Entries supplied ->
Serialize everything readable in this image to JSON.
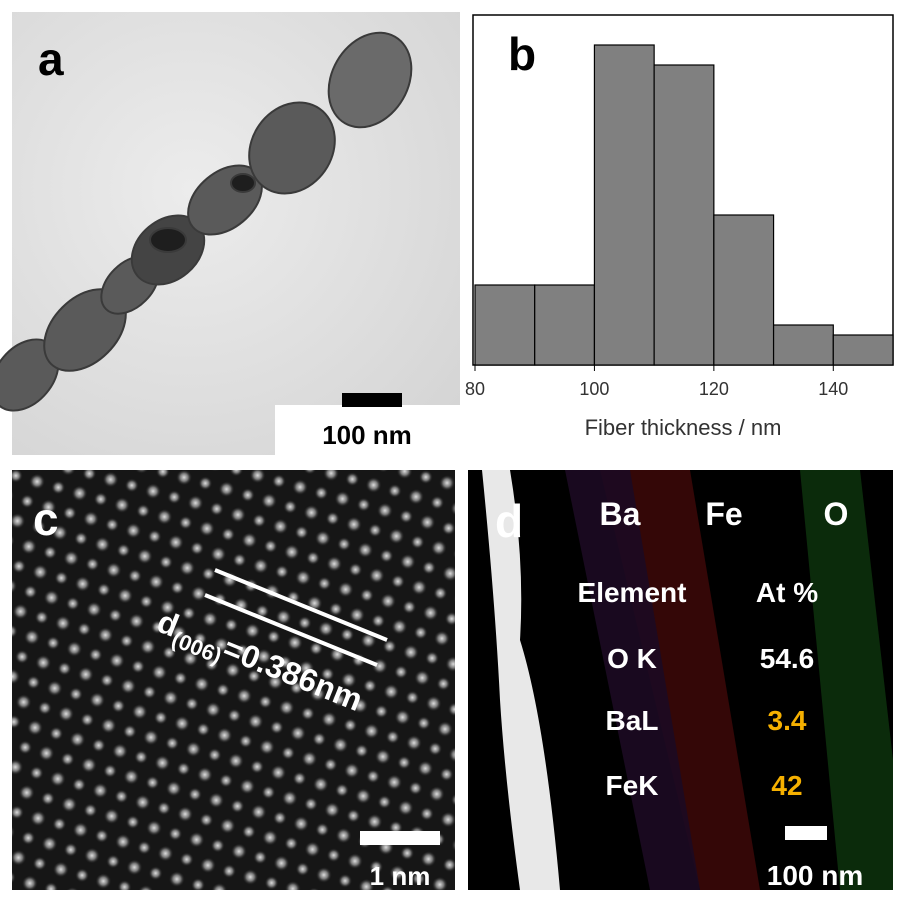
{
  "panels": {
    "a": {
      "label": "a",
      "scale_bar": "100 nm"
    },
    "c": {
      "label": "c",
      "d_symbol": "d",
      "d_index": "(006)",
      "d_value": "=0.386nm",
      "scale_bar": "1 nm"
    },
    "d": {
      "label": "d",
      "maps": [
        "Ba",
        "Fe",
        "O"
      ],
      "table": {
        "header": [
          "Element",
          "At %"
        ],
        "rows": [
          [
            "O K",
            "54.6"
          ],
          [
            "BaL",
            "3.4"
          ],
          [
            "FeK",
            "42"
          ]
        ]
      },
      "scale_bar": "100 nm"
    }
  },
  "chart_data": {
    "type": "histogram",
    "label": "b",
    "xlabel": "Fiber thickness / nm",
    "bins": [
      80,
      90,
      100,
      110,
      120,
      130,
      140,
      150
    ],
    "values": [
      8,
      8,
      32,
      30,
      15,
      4,
      3
    ],
    "color": "#808080",
    "xlim": [
      80,
      150
    ],
    "ylim": [
      0,
      35
    ],
    "xticks": [
      80,
      100,
      120,
      140
    ]
  }
}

Description of the task -> Reproduce each line of the records exactly, and omit every picture.

Result ->
Serialize everything readable in this image to JSON.
{
  "panels": {
    "a": {
      "label": "a",
      "scale_bar": "100 nm"
    },
    "c": {
      "label": "c",
      "d_symbol": "d",
      "d_index": "(006)",
      "d_value": "=0.386nm",
      "scale_bar": "1 nm"
    },
    "d": {
      "label": "d",
      "maps": [
        "Ba",
        "Fe",
        "O"
      ],
      "table": {
        "header": [
          "Element",
          "At %"
        ],
        "rows": [
          [
            "O K",
            "54.6"
          ],
          [
            "BaL",
            "3.4"
          ],
          [
            "FeK",
            "42"
          ]
        ]
      },
      "scale_bar": "100 nm"
    }
  },
  "chart_data": {
    "type": "histogram",
    "label": "b",
    "xlabel": "Fiber thickness / nm",
    "bins": [
      80,
      90,
      100,
      110,
      120,
      130,
      140,
      150
    ],
    "values": [
      8,
      8,
      32,
      30,
      15,
      4,
      3
    ],
    "color": "#808080",
    "xlim": [
      80,
      150
    ],
    "ylim": [
      0,
      35
    ],
    "xticks": [
      80,
      100,
      120,
      140
    ]
  }
}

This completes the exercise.